EXERCISE TASKS:
**1)** Answer these from the financial statement notes:
(a) On what basis are the fair values of the letters of credit and surety bonds estimated?
(b) What was the total of unconditional purchase obligations as of December 31, 2011?
(c) Which parties may reimburse or satisfy some of the commitments included in these balances?
**2)** Resume the financial statement notes after their final sentence, staying in the same technical style.

PAGE EXTRACT:
NOTES TO FINANCIAL STATEMENTS
The fair values of the Company’s letters of credit and surety bonds are estimated to be the same as the
contract values based on the nature of the fee arrangements with the issuing financial institutions.
Note 25. Commitments and Contingencies
The Company had the following contractual obligations outstanding as of December 31, 2011 (in millions):
Total
Due in Less
Than 1 Year
Due in
1-3 Years
Due in
3-5 Years
Due After
5 Years
Unconditional purchase obligations (a) ............. $174 $66 $93 $15 $—
Other long-term obligations ..................... 1 1
Total contractual obligations .................... $175 $67 $93 $15 $—
(a) Included in these balances are commitments that may be reimbursed or satisfied by the Company’s managed
and franchised properties.

GIVEN RECORDS:
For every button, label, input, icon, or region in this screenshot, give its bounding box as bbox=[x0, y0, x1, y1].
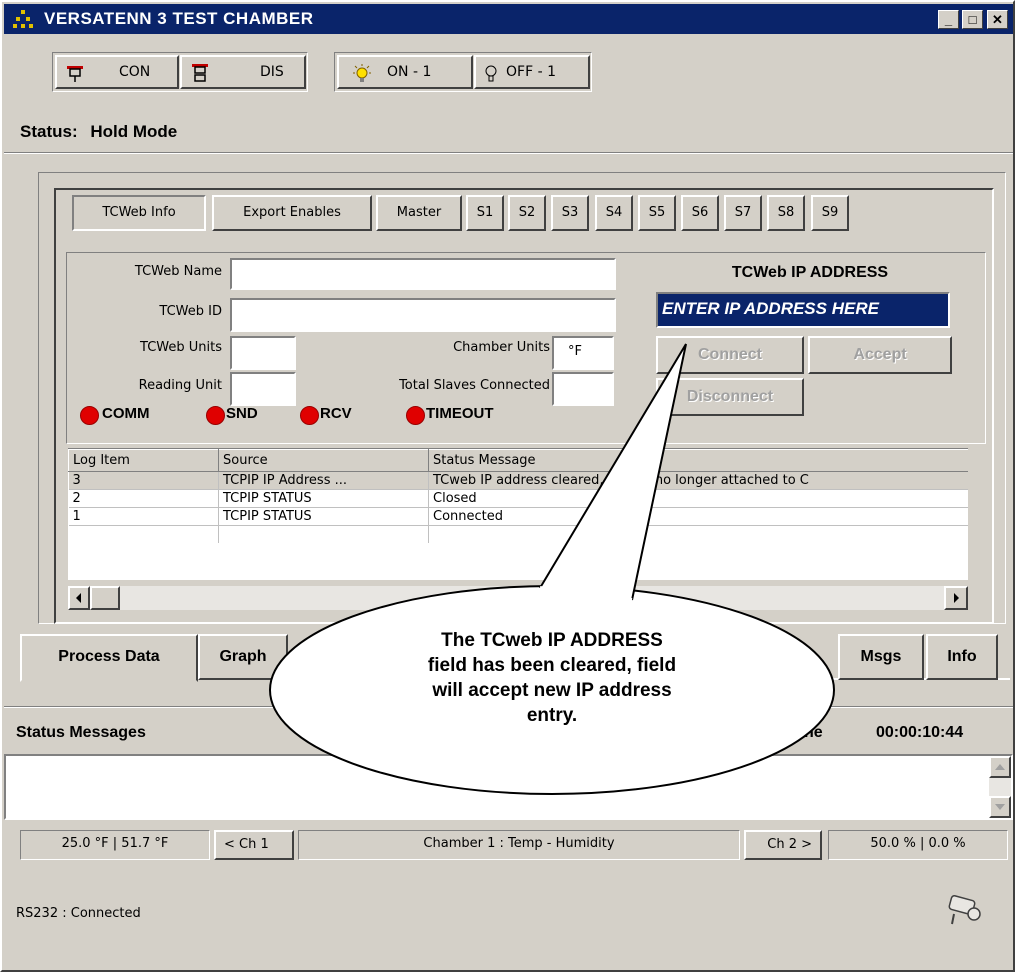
callout-line: entry. bbox=[526, 705, 578, 726]
callout-line: field has been cleared, field bbox=[427, 655, 677, 676]
callout-line: The TCweb IP ADDRESS bbox=[441, 630, 663, 651]
callout-text: The TCweb IP ADDRESS field has been clea… bbox=[300, 628, 804, 728]
callout-balloon bbox=[269, 343, 835, 795]
callout-line: will accept new IP address bbox=[432, 680, 672, 701]
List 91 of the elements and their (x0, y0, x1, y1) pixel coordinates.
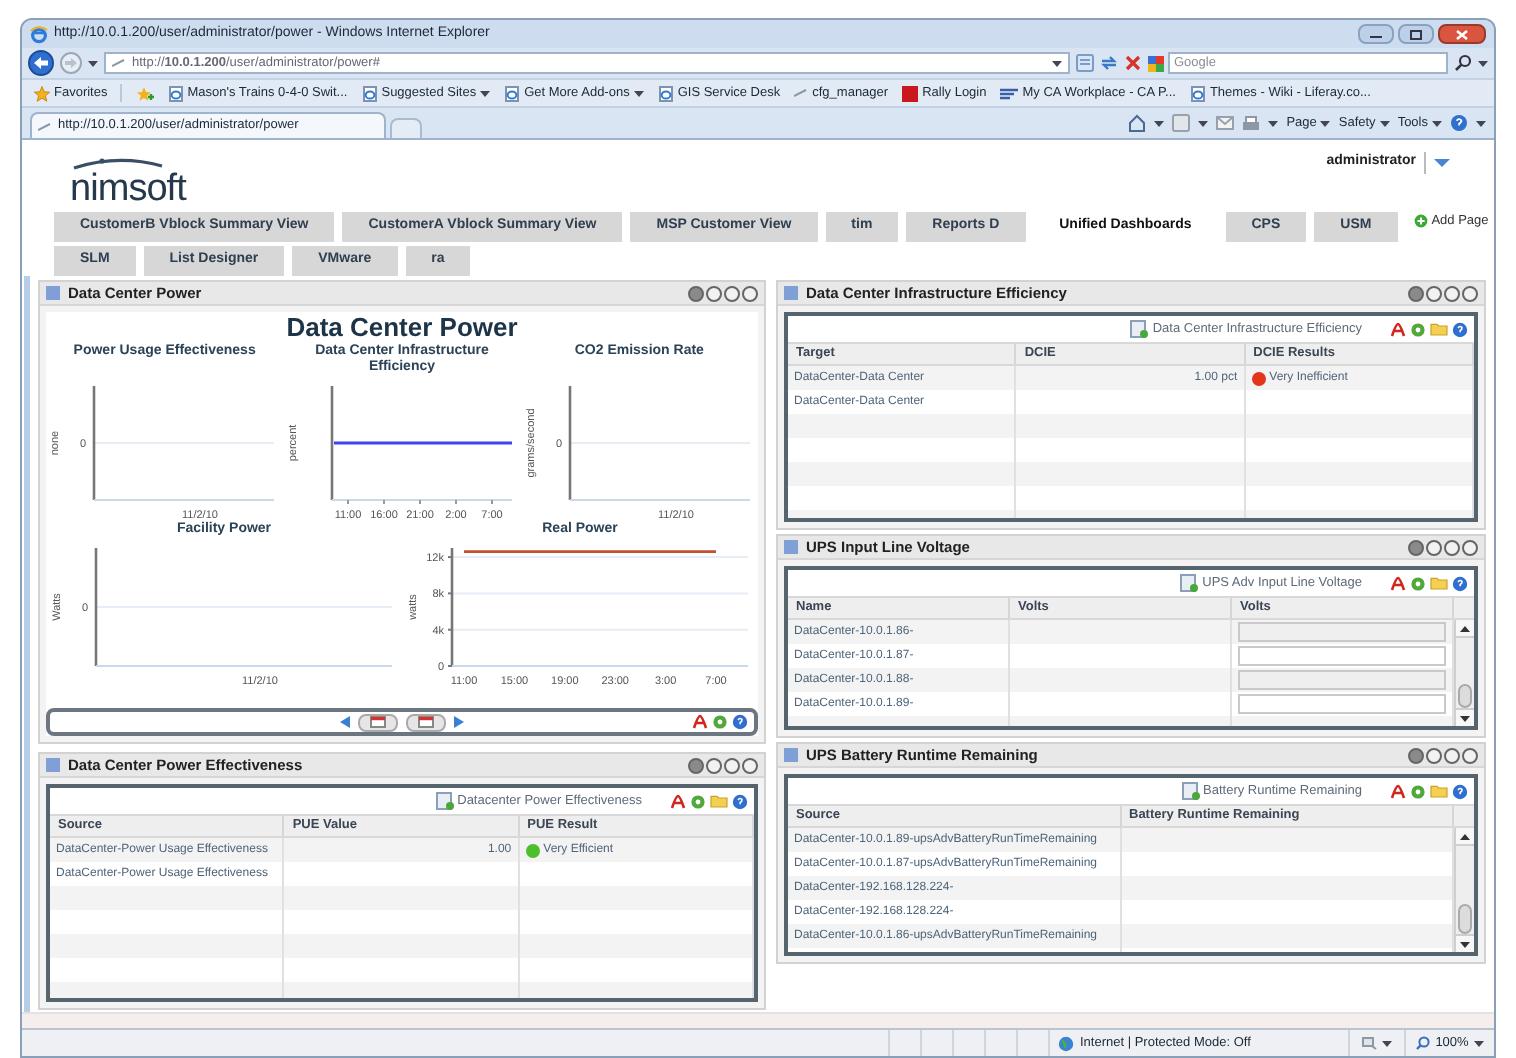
globe-icon (1058, 1035, 1074, 1051)
bars-icon (1000, 87, 1019, 99)
refresh-icon[interactable] (1100, 54, 1118, 72)
gear-icon[interactable] (1410, 575, 1426, 591)
chart-heading: Data Center Power (284, 312, 520, 343)
y-axis (568, 386, 571, 500)
caret-icon[interactable] (1476, 119, 1486, 127)
help-icon[interactable] (1450, 114, 1468, 132)
stop-icon[interactable] (1124, 54, 1142, 72)
down-arrow-icon (1460, 941, 1470, 947)
portlet-icon (784, 748, 798, 762)
pdf-icon[interactable] (1390, 321, 1406, 337)
down-arrow-icon (1460, 715, 1470, 721)
gear-icon[interactable] (1410, 321, 1426, 337)
report-icon[interactable] (1130, 320, 1149, 338)
search-engine-icon (1148, 55, 1164, 71)
gear-icon[interactable] (1410, 783, 1426, 799)
search-icon[interactable] (1454, 54, 1472, 72)
help-icon[interactable] (732, 714, 748, 730)
caret-icon[interactable] (1478, 59, 1488, 67)
portlet-icon (46, 758, 60, 772)
value-field[interactable] (1238, 622, 1446, 642)
help-icon[interactable] (1452, 575, 1468, 591)
back-button[interactable] (28, 50, 54, 76)
page-icon (504, 85, 521, 101)
help-icon[interactable] (732, 793, 748, 809)
portlet-icon (784, 286, 798, 300)
caret-icon[interactable] (1474, 1039, 1485, 1047)
page-icon (167, 85, 184, 101)
help-icon[interactable] (1452, 783, 1468, 799)
pdf-icon[interactable] (692, 714, 708, 730)
calendar-icon (417, 716, 434, 728)
caret-icon[interactable] (1432, 119, 1442, 127)
page-icon (361, 85, 378, 101)
plus-icon (1413, 214, 1428, 229)
star-icon (34, 85, 50, 101)
page-icon (1189, 85, 1206, 101)
app-icon (902, 85, 919, 101)
y-axis (330, 386, 334, 500)
caret-icon[interactable] (88, 59, 98, 67)
close-button[interactable] (1438, 24, 1486, 44)
value-field[interactable] (1238, 646, 1446, 666)
caret-icon[interactable] (480, 89, 491, 97)
pdf-icon[interactable] (670, 793, 686, 809)
caret-icon[interactable] (1379, 119, 1390, 127)
close-icon (1456, 29, 1468, 39)
caret-icon[interactable] (1154, 119, 1165, 127)
caret-icon[interactable] (1268, 119, 1279, 127)
minimize-button[interactable] (1358, 24, 1394, 44)
browser-icon (30, 25, 48, 43)
help-icon[interactable] (1452, 321, 1468, 337)
printer-icon[interactable] (1242, 115, 1261, 131)
page-icon (657, 85, 674, 101)
up-arrow-icon (1460, 833, 1470, 839)
y-axis (447, 548, 454, 667)
zoom-icon (1415, 1036, 1430, 1050)
portlet-icon (784, 540, 798, 554)
y-axis (94, 548, 98, 666)
caret-icon[interactable] (633, 89, 644, 97)
next-icon[interactable] (453, 716, 464, 728)
pdf-icon[interactable] (1390, 783, 1406, 799)
report-icon[interactable] (1180, 574, 1199, 592)
link-icon (112, 58, 126, 68)
gear-icon[interactable] (712, 714, 728, 730)
caret-icon[interactable] (1198, 119, 1209, 127)
value-field[interactable] (1238, 670, 1446, 690)
maximize-button[interactable] (1398, 24, 1434, 44)
gear-icon[interactable] (690, 793, 706, 809)
caret-icon[interactable] (1320, 119, 1331, 127)
pdf-icon[interactable] (1390, 575, 1406, 591)
scrollbar[interactable] (1454, 620, 1474, 726)
link-icon (38, 121, 52, 131)
link-icon (794, 88, 809, 98)
value-field[interactable] (1238, 694, 1446, 714)
previous-icon[interactable] (339, 716, 350, 728)
calendar-button[interactable] (357, 713, 398, 731)
up-arrow-icon (1460, 625, 1470, 631)
report-icon[interactable] (435, 792, 454, 810)
calendar-icon (369, 716, 386, 728)
report-icon[interactable] (1181, 782, 1200, 800)
scrollbar-thumb[interactable] (1458, 683, 1472, 708)
calendar-button[interactable] (405, 713, 446, 731)
portlet-icon (46, 286, 60, 300)
home-icon[interactable] (1128, 114, 1147, 132)
scrollbar-thumb[interactable] (1458, 903, 1472, 934)
caret-icon[interactable] (1052, 59, 1062, 67)
logo: nimsoft (70, 158, 186, 208)
add-to-favorites-icon[interactable] (135, 85, 154, 101)
scrollbar[interactable] (1454, 828, 1474, 952)
caret-icon[interactable] (1382, 1039, 1392, 1047)
y-axis (93, 386, 96, 500)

EXERCISE RESULTS:
**1)**
(a) They are estimated to equal the contract values, based on the nature of the fee arrangements with the issuing financial institutions.
(b) $174 million.
(c) The Company's managed and franchised properties.

**2)**
The Company had the following commercial commitments outstanding as of December 31, 2011 (in
millions):
Amount of Commitment Expiration Per Period
Total
Less Than
1 Year 1-3 Years 3-5 Years
After
5 Years
Standby letters of credit ........................... $171 $168 $— $— $3
Variable Interest Entities. The Company has evaluated hotels in which it has a variable interest, which is
generally in the form of investments, loans, guarantees, or equity. The Company determines if it is the primary
beneficiary of the hotel by primarily considering the qualitative factors. Qualitative factors include evaluating if the
Company has the power to control the VIE and has the obligation to absorb the losses and rights to receive the benefits
of the VIE, that could potentially be significant to the VIE. The Company has determined it is not the primary
beneficiary of these VIEs and therefore these entities are not consolidated in the Company’s financial statements. See
Note 9 for the VIEs in which the Company is deemed the primary beneficiary and has consolidated the entities.
The 18 VIEs associated with the Company’s variable interests represents entities that own hotels for which
the Company has entered into management or franchise agreements with the hotel owners. The Company is paid
a fee primarily based on financial metrics of the hotel. The hotels are financed by the owners, generally in the
form of working capital, equity, and debt.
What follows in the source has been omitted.